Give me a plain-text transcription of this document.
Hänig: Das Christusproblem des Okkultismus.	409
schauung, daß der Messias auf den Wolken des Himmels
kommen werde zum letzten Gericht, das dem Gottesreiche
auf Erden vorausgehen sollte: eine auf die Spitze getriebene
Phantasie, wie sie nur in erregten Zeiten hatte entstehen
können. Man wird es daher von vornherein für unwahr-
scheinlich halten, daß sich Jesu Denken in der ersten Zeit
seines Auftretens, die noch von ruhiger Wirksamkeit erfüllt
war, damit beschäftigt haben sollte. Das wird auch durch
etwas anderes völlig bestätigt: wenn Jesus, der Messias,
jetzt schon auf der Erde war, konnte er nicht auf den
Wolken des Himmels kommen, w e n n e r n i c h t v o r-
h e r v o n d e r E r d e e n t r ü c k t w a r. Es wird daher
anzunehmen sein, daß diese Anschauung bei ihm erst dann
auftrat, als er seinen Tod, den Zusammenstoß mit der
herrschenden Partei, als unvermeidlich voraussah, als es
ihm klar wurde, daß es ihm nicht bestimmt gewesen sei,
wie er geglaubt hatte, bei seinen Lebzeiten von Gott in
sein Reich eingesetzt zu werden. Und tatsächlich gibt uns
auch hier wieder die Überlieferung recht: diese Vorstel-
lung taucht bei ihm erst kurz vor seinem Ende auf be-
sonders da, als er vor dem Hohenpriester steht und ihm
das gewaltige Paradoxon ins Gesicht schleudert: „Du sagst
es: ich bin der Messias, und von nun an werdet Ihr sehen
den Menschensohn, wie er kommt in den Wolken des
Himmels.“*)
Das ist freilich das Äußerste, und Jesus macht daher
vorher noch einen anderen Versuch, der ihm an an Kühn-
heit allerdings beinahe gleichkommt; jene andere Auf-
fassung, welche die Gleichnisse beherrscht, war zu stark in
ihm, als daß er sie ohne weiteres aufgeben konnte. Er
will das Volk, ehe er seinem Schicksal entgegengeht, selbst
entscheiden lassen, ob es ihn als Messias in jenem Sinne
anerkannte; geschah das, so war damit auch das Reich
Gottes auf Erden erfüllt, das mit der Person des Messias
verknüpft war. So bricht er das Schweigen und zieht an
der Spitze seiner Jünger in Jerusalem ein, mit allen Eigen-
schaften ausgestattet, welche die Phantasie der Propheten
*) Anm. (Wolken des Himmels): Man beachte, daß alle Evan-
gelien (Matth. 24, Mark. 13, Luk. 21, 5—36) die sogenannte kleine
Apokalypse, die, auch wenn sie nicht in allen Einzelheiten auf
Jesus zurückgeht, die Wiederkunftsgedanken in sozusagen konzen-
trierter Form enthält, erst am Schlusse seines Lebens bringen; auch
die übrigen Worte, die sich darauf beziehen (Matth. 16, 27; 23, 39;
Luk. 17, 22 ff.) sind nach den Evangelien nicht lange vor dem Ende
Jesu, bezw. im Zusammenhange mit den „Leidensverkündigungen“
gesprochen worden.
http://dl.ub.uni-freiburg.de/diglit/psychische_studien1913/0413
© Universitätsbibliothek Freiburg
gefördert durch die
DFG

━━━

What to produce: Repeat every record, keeping each word and mark exactly as it is.

Correct output:
Give me a plain-text transcription of this document.
Hänig: Das Christusproblem des Okkultismus.	409
schauung, daß der Messias auf den Wolken des Himmels
kommen werde zum letzten Gericht, das dem Gottesreiche
auf Erden vorausgehen sollte: eine auf die Spitze getriebene
Phantasie, wie sie nur in erregten Zeiten hatte entstehen
können. Man wird es daher von vornherein für unwahr-
scheinlich halten, daß sich Jesu Denken in der ersten Zeit
seines Auftretens, die noch von ruhiger Wirksamkeit erfüllt
war, damit beschäftigt haben sollte. Das wird auch durch
etwas anderes völlig bestätigt: wenn Jesus, der Messias,
jetzt schon auf der Erde war, konnte er nicht auf den
Wolken des Himmels kommen, w e n n e r n i c h t v o r-
h e r v o n d e r E r d e e n t r ü c k t w a r. Es wird daher
anzunehmen sein, daß diese Anschauung bei ihm erst dann
auftrat, als er seinen Tod, den Zusammenstoß mit der
herrschenden Partei, als unvermeidlich voraussah, als es
ihm klar wurde, daß es ihm nicht bestimmt gewesen sei,
wie er geglaubt hatte, bei seinen Lebzeiten von Gott in
sein Reich eingesetzt zu werden. Und tatsächlich gibt uns
auch hier wieder die Überlieferung recht: diese Vorstel-
lung taucht bei ihm erst kurz vor seinem Ende auf be-
sonders da, als er vor dem Hohenpriester steht und ihm
das gewaltige Paradoxon ins Gesicht schleudert: „Du sagst
es: ich bin der Messias, und von nun an werdet Ihr sehen
den Menschensohn, wie er kommt in den Wolken des
Himmels.“*)
Das ist freilich das Äußerste, und Jesus macht daher
vorher noch einen anderen Versuch, der ihm an an Kühn-
heit allerdings beinahe gleichkommt; jene andere Auf-
fassung, welche die Gleichnisse beherrscht, war zu stark in
ihm, als daß er sie ohne weiteres aufgeben konnte. Er
will das Volk, ehe er seinem Schicksal entgegengeht, selbst
entscheiden lassen, ob es ihn als Messias in jenem Sinne
anerkannte; geschah das, so war damit auch das Reich
Gottes auf Erden erfüllt, das mit der Person des Messias
verknüpft war. So bricht er das Schweigen und zieht an
der Spitze seiner Jünger in Jerusalem ein, mit allen Eigen-
schaften ausgestattet, welche die Phantasie der Propheten
*) Anm. (Wolken des Himmels): Man beachte, daß alle Evan-
gelien (Matth. 24, Mark. 13, Luk. 21, 5—36) die sogenannte kleine
Apokalypse, die, auch wenn sie nicht in allen Einzelheiten auf
Jesus zurückgeht, die Wiederkunftsgedanken in sozusagen konzen-
trierter Form enthält, erst am Schlusse seines Lebens bringen; auch
die übrigen Worte, die sich darauf beziehen (Matth. 16, 27; 23, 39;
Luk. 17, 22 ff.) sind nach den Evangelien nicht lange vor dem Ende
Jesu, bezw. im Zusammenhange mit den „Leidensverkündigungen“
gesprochen worden.
http://dl.ub.uni-freiburg.de/diglit/psychische_studien1913/0413
© Universitätsbibliothek Freiburg
gefördert durch die
DFG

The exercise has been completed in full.